PROBLEM TO WORK ON: Every line below that contains "What" is to be copied.

SUPPLIED MATERIAL:

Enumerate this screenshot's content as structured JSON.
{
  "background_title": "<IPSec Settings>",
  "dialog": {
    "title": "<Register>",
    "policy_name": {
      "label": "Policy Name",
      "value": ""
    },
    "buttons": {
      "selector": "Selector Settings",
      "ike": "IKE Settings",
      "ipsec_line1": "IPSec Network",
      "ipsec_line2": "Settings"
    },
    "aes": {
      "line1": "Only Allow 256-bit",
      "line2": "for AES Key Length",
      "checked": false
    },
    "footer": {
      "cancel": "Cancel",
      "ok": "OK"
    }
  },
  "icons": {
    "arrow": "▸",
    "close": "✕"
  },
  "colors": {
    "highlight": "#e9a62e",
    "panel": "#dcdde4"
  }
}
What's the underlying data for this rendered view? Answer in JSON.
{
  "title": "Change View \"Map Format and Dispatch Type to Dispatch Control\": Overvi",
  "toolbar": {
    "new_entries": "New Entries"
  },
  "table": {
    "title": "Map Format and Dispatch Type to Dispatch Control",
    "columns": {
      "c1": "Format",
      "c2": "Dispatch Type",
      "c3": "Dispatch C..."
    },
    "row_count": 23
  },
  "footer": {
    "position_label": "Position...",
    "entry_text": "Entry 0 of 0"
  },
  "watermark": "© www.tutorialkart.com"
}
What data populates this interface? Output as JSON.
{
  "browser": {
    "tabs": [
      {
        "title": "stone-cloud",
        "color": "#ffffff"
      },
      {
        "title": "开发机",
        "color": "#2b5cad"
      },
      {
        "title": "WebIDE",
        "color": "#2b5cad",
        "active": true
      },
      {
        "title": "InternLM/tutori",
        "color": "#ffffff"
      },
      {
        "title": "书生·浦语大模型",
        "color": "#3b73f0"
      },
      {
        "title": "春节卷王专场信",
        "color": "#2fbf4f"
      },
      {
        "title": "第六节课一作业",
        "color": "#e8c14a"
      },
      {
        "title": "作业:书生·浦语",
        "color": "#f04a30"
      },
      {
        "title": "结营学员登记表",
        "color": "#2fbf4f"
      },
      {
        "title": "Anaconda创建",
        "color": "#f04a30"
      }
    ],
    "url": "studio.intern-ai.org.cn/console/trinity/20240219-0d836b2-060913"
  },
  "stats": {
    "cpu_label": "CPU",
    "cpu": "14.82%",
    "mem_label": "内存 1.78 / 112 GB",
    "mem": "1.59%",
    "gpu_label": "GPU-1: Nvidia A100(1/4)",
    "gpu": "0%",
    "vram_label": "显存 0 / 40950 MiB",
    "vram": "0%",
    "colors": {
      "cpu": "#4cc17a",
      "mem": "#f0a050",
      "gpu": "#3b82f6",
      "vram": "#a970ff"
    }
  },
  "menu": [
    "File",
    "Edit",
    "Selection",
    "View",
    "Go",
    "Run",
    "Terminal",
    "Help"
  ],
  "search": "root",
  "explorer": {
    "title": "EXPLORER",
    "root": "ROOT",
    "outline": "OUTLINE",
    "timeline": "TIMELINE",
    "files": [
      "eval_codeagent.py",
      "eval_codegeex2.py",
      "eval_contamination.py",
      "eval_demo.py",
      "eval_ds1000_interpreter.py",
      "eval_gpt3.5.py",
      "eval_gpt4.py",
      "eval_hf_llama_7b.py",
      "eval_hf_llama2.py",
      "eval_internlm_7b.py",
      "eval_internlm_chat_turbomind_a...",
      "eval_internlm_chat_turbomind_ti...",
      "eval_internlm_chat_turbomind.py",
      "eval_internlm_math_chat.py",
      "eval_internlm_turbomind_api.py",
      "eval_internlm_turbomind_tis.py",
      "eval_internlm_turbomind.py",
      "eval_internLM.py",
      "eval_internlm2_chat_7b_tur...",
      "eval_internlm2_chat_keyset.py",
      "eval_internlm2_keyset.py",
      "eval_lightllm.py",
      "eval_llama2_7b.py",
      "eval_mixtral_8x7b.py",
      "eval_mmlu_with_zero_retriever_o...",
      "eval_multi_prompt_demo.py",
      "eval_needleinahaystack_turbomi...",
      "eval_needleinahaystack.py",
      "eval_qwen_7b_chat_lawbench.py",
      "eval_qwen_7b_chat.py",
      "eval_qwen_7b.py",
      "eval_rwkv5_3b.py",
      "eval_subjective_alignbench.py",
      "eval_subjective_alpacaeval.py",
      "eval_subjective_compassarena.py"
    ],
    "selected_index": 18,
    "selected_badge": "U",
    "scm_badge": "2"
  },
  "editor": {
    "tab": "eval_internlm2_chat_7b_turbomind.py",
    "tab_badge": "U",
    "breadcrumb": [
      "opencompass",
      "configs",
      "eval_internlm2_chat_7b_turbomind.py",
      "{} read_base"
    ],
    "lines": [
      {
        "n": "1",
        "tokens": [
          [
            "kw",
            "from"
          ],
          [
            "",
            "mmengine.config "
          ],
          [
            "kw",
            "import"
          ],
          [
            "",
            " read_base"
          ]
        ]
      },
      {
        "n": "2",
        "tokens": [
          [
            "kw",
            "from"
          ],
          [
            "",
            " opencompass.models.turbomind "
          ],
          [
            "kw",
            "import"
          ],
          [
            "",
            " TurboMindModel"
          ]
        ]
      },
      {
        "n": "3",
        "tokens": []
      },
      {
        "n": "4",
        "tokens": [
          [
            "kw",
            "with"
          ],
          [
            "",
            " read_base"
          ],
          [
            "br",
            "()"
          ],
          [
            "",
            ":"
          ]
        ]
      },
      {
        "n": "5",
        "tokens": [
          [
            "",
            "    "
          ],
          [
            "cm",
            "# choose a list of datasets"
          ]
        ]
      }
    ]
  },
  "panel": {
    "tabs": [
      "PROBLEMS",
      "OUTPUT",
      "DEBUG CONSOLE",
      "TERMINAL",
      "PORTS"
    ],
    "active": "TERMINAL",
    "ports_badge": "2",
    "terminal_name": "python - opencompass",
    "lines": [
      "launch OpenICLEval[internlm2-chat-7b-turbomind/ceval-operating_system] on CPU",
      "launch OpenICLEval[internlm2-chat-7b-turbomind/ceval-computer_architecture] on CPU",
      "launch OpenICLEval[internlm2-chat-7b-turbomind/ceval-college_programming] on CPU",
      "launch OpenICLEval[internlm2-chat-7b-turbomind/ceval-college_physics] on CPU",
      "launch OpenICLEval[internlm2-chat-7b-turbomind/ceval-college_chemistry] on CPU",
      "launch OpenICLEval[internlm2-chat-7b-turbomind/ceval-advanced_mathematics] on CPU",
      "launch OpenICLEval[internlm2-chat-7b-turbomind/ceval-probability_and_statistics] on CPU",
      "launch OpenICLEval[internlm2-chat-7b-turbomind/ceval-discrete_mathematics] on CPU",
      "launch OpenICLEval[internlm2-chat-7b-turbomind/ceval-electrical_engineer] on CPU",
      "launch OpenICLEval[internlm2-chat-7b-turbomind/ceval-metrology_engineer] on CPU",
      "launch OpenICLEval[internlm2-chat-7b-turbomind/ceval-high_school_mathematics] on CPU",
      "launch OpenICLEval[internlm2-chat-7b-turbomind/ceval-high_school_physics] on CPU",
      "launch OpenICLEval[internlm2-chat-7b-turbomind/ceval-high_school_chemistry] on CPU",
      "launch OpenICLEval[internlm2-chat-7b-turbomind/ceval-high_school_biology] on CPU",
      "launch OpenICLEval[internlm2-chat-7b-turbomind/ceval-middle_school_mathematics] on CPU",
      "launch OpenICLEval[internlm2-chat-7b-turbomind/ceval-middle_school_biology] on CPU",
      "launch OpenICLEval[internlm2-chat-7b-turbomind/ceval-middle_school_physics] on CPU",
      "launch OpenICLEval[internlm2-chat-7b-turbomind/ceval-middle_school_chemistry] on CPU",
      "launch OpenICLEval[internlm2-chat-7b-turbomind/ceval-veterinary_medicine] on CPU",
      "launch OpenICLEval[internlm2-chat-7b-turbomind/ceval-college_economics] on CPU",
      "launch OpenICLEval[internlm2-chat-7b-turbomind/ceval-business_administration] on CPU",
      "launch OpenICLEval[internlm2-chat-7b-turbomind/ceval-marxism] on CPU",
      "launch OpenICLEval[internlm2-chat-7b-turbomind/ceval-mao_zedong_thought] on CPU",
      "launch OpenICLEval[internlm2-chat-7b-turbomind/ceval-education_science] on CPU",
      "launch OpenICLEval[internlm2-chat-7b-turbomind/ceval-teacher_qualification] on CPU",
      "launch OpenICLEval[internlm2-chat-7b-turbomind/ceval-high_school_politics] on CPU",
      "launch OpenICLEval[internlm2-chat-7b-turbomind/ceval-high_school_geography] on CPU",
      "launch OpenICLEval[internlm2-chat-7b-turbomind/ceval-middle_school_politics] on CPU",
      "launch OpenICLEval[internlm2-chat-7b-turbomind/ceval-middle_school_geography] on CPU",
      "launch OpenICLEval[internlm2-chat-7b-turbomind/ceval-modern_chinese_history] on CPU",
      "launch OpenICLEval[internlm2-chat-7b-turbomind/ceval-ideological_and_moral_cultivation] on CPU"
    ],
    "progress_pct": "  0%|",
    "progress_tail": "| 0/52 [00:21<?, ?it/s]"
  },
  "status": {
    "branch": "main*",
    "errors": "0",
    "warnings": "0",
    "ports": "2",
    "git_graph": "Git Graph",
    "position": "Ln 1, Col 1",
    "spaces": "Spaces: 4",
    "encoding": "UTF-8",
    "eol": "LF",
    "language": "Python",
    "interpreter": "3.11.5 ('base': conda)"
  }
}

FINAL ANSWER:
What's the underlying data for this rendered view? Answer in JSON.
What data populates this interface? Output as JSON.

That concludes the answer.